[begin EXERCISE DATA]

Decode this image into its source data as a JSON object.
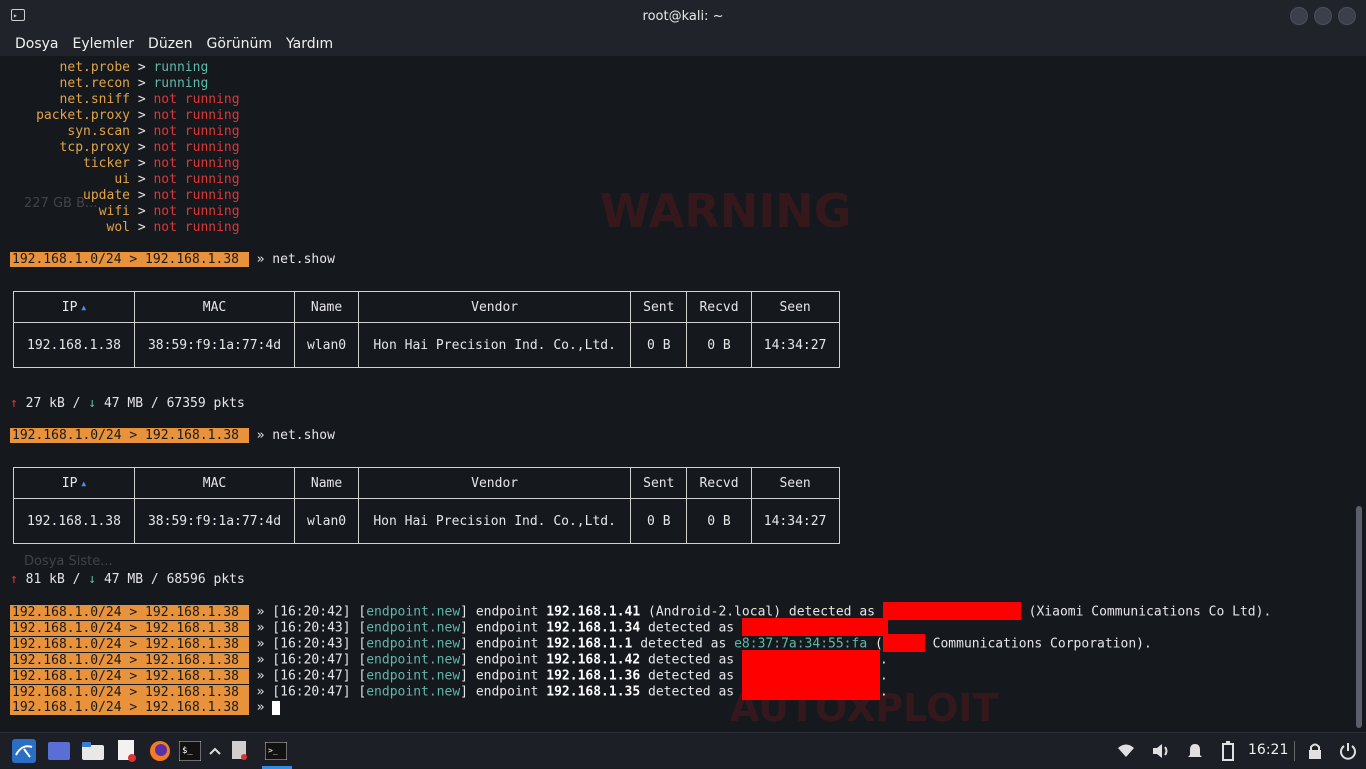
{
  "window": {
    "title": "root@kali: ~"
  },
  "menu": [
    "Dosya",
    "Eylemler",
    "Düzen",
    "Görünüm",
    "Yardım"
  ],
  "modules": [
    {
      "name": "net.probe",
      "status": "running"
    },
    {
      "name": "net.recon",
      "status": "running"
    },
    {
      "name": "net.sniff",
      "status": "not running"
    },
    {
      "name": "packet.proxy",
      "status": "not running"
    },
    {
      "name": "syn.scan",
      "status": "not running"
    },
    {
      "name": "tcp.proxy",
      "status": "not running"
    },
    {
      "name": "ticker",
      "status": "not running"
    },
    {
      "name": "ui",
      "status": "not running"
    },
    {
      "name": "update",
      "status": "not running"
    },
    {
      "name": "wifi",
      "status": "not running"
    },
    {
      "name": "wol",
      "status": "not running"
    }
  ],
  "arrow": ">",
  "prompt": "192.168.1.0/24 > 192.168.1.38 ",
  "prompt_sep": "»",
  "cmd": "net.show",
  "table": {
    "headers": [
      "IP",
      "MAC",
      "Name",
      "Vendor",
      "Sent",
      "Recvd",
      "Seen"
    ],
    "sort_icon": "▲",
    "row": [
      "192.168.1.38",
      "38:59:f9:1a:77:4d",
      "wlan0",
      "Hon Hai Precision Ind. Co.,Ltd.",
      "0 B",
      "0 B",
      "14:34:27"
    ]
  },
  "stats": [
    {
      "up": "27 kB",
      "down": "47 MB",
      "pkts": "67359 pkts"
    },
    {
      "up": "81 kB",
      "down": "47 MB",
      "pkts": "68596 pkts"
    }
  ],
  "stat_up_icon": "↑",
  "stat_down_icon": "↓",
  "stat_sep": "/",
  "events": [
    {
      "time": "[16:20:42]",
      "tag": "endpoint.new",
      "text": "endpoint",
      "ip": "192.168.1.41",
      "extra": "(Android-2.local) detected as",
      "mac": "",
      "tail": "(Xiaomi Communications Co Ltd)."
    },
    {
      "time": "[16:20:43]",
      "tag": "endpoint.new",
      "text": "endpoint",
      "ip": "192.168.1.34",
      "extra": "detected as",
      "mac": "",
      "tail": ""
    },
    {
      "time": "[16:20:43]",
      "tag": "endpoint.new",
      "text": "endpoint",
      "ip": "192.168.1.1",
      "extra": "detected as",
      "mac": "e8:37:7a:34:55:fa",
      "tail": "Communications Corporation)."
    },
    {
      "time": "[16:20:47]",
      "tag": "endpoint.new",
      "text": "endpoint",
      "ip": "192.168.1.42",
      "extra": "detected as",
      "mac": "",
      "tail": "."
    },
    {
      "time": "[16:20:47]",
      "tag": "endpoint.new",
      "text": "endpoint",
      "ip": "192.168.1.36",
      "extra": "detected as",
      "mac": "",
      "tail": "."
    },
    {
      "time": "[16:20:47]",
      "tag": "endpoint.new",
      "text": "endpoint",
      "ip": "192.168.1.35",
      "extra": "detected as",
      "mac": "",
      "tail": "."
    }
  ],
  "bg_text": {
    "warning": "WARNING",
    "autoexploit": "AUTOXPLOIT",
    "disk": "227 GB B...",
    "fs": "Dosya Siste..."
  },
  "taskbar": {
    "clock": "16:21"
  },
  "colors": {
    "prompt_bg": "#e8933c",
    "running": "#5fb8a8",
    "not_running": "#d9383a",
    "key": "#e0a44a",
    "redact": "#ff0000"
  }
}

[end EXERCISE DATA]

— WHAT YOU NEED TO DO —
Retype the data above exactly; pictures are not part of the copy.

— RESULT FOR THIS EXERCISE —
Decode this image into its source data as a JSON object.
{
  "window": {
    "title": "root@kali: ~"
  },
  "menu": [
    "Dosya",
    "Eylemler",
    "Düzen",
    "Görünüm",
    "Yardım"
  ],
  "modules": [
    {
      "name": "net.probe",
      "status": "running"
    },
    {
      "name": "net.recon",
      "status": "running"
    },
    {
      "name": "net.sniff",
      "status": "not running"
    },
    {
      "name": "packet.proxy",
      "status": "not running"
    },
    {
      "name": "syn.scan",
      "status": "not running"
    },
    {
      "name": "tcp.proxy",
      "status": "not running"
    },
    {
      "name": "ticker",
      "status": "not running"
    },
    {
      "name": "ui",
      "status": "not running"
    },
    {
      "name": "update",
      "status": "not running"
    },
    {
      "name": "wifi",
      "status": "not running"
    },
    {
      "name": "wol",
      "status": "not running"
    }
  ],
  "arrow": ">",
  "prompt": "192.168.1.0/24 > 192.168.1.38 ",
  "prompt_sep": "»",
  "cmd": "net.show",
  "table": {
    "headers": [
      "IP",
      "MAC",
      "Name",
      "Vendor",
      "Sent",
      "Recvd",
      "Seen"
    ],
    "sort_icon": "▲",
    "row": [
      "192.168.1.38",
      "38:59:f9:1a:77:4d",
      "wlan0",
      "Hon Hai Precision Ind. Co.,Ltd.",
      "0 B",
      "0 B",
      "14:34:27"
    ]
  },
  "stats": [
    {
      "up": "27 kB",
      "down": "47 MB",
      "pkts": "67359 pkts"
    },
    {
      "up": "81 kB",
      "down": "47 MB",
      "pkts": "68596 pkts"
    }
  ],
  "stat_up_icon": "↑",
  "stat_down_icon": "↓",
  "stat_sep": "/",
  "events": [
    {
      "time": "[16:20:42]",
      "tag": "endpoint.new",
      "text": "endpoint",
      "ip": "192.168.1.41",
      "extra": "(Android-2.local) detected as",
      "mac": "",
      "tail": "(Xiaomi Communications Co Ltd)."
    },
    {
      "time": "[16:20:43]",
      "tag": "endpoint.new",
      "text": "endpoint",
      "ip": "192.168.1.34",
      "extra": "detected as",
      "mac": "",
      "tail": ""
    },
    {
      "time": "[16:20:43]",
      "tag": "endpoint.new",
      "text": "endpoint",
      "ip": "192.168.1.1",
      "extra": "detected as",
      "mac": "e8:37:7a:34:55:fa",
      "tail": "Communications Corporation)."
    },
    {
      "time": "[16:20:47]",
      "tag": "endpoint.new",
      "text": "endpoint",
      "ip": "192.168.1.42",
      "extra": "detected as",
      "mac": "",
      "tail": "."
    },
    {
      "time": "[16:20:47]",
      "tag": "endpoint.new",
      "text": "endpoint",
      "ip": "192.168.1.36",
      "extra": "detected as",
      "mac": "",
      "tail": "."
    },
    {
      "time": "[16:20:47]",
      "tag": "endpoint.new",
      "text": "endpoint",
      "ip": "192.168.1.35",
      "extra": "detected as",
      "mac": "",
      "tail": "."
    }
  ],
  "bg_text": {
    "warning": "WARNING",
    "autoexploit": "AUTOXPLOIT",
    "disk": "227 GB B...",
    "fs": "Dosya Siste..."
  },
  "taskbar": {
    "clock": "16:21"
  },
  "colors": {
    "prompt_bg": "#e8933c",
    "running": "#5fb8a8",
    "not_running": "#d9383a",
    "key": "#e0a44a",
    "redact": "#ff0000"
  }
}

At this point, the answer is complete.